§ Exercise requirements
Continue the passage on receiving UIScrollViewDelegate calls from a UIWebView, starting right after its last sentence.

§ Study text
UIWebView's delegate property only allows you to set the delegate for the UIWebViewDelegate protocol. (Look here for UIWebView reference.)

UIWebView is in itself a UIScrollViewDelegate, in that it receives the delegate calls from the UIScrollView it contains. Unfortunately, you have no API-access to that UIScrollView, so you cannot change its delegate; thus, it remains hard-coded to the UIWebView itself.

Now, there are several ways you can try and get those delegate messages.

One way for you to get UIScrollViewDelegate calls is subclassing UIWebView, if that works. In any case, you should be very careful, because depending on what you do you might break the UIWebView integrity and some features could stop working (possibly with some future SDK release). Furthermore, Apple discourages doing that, although it will not make your app rejected (as per many people who have reported doing that and having no problems with the App Store approval).

Another approach could be iterating through the subviews of your UIWebView until you find a UIScrollView object and then change its delegate.

Dataset items

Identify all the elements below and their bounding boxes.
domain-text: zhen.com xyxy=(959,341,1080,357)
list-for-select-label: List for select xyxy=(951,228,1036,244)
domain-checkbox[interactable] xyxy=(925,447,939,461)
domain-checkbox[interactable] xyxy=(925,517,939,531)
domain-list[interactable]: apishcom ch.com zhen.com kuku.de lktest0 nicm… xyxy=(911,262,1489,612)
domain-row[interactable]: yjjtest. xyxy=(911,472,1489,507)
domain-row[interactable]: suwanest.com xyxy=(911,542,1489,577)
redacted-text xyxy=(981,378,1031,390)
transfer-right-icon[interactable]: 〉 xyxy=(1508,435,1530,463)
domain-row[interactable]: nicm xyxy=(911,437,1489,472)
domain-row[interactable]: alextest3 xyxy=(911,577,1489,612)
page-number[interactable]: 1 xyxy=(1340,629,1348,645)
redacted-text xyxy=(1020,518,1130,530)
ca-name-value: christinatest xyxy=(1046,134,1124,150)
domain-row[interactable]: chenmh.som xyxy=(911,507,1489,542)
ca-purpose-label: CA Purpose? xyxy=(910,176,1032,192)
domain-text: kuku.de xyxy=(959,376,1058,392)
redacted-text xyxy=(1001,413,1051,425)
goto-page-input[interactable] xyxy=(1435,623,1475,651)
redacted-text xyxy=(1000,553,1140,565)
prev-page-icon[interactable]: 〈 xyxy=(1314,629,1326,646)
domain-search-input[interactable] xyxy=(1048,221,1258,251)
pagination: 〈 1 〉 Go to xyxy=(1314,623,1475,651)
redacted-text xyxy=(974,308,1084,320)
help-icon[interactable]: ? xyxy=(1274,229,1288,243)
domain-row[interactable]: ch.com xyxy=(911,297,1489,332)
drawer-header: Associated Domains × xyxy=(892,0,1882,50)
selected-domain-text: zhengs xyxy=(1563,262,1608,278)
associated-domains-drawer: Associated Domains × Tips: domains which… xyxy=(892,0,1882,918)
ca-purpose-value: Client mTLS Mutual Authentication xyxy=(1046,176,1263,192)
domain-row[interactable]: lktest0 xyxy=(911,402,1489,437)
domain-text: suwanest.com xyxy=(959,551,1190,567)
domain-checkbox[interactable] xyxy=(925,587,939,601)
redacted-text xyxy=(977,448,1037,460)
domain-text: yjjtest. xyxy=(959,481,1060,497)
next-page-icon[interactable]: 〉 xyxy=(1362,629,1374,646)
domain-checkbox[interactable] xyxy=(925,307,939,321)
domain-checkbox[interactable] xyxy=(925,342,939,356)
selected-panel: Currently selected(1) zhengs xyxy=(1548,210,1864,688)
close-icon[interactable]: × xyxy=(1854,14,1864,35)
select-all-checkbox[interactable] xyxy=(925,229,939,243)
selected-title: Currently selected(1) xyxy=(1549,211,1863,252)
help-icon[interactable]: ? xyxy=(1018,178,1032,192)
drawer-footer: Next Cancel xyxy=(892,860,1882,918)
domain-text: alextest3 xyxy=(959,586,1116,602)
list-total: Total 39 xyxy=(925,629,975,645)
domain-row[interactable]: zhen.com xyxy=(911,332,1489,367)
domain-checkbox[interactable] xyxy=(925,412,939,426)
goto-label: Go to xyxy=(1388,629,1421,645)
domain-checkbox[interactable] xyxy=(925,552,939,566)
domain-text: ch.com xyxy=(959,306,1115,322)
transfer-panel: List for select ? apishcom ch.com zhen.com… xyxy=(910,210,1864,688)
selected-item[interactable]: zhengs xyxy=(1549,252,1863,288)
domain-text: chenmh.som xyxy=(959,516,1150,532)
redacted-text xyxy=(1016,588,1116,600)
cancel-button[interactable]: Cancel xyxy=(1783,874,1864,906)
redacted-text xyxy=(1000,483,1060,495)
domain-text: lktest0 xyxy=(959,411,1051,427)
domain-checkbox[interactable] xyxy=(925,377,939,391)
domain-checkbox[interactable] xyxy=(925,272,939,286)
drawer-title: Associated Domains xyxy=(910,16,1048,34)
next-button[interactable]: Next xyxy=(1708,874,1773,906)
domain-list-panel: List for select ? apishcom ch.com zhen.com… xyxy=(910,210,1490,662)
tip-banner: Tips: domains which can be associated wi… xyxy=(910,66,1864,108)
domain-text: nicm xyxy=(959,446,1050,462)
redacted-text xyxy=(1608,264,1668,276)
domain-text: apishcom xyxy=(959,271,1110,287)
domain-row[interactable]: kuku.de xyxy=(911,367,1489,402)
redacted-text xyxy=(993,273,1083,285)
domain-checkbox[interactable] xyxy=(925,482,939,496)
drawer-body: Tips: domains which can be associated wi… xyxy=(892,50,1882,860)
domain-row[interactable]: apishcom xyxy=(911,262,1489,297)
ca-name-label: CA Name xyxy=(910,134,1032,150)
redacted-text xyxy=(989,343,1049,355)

§ Answer to this task
UIScrollView* scrollView = nil;
for (UIView* subview in [webView subviews]) {
   if ([subview isKindOfClass:[UIScrollView class]]) {  
      scrollView = (UIScrollView*)subview;
      scrollView.delegate = <YOUR_DELEGATE_HERE>;
      break;
   }
}

I am not sure if this is reliable or may break anything, since the coupling between UIWebView and its UIScrollView child is very tight and not described anywhere, but you can have a try. All in all, I don't think this is much better than subclassing UIWebView.

Finally, a third approach is defining your own UIWindow type. This will allow you to override a few key methods (sendEvent or hitTest:event:) so that you can intercept the touches before they are dispatched at the view level. This will give you a chance to handle them and, if required, prevent them from reaching their original target.

This is the cleanest solution, although it is more work and it will require you to define a custom UIWindow where you do all the touch recognizing/dispatching.

A tutorial describing how to override sendEvent is available here.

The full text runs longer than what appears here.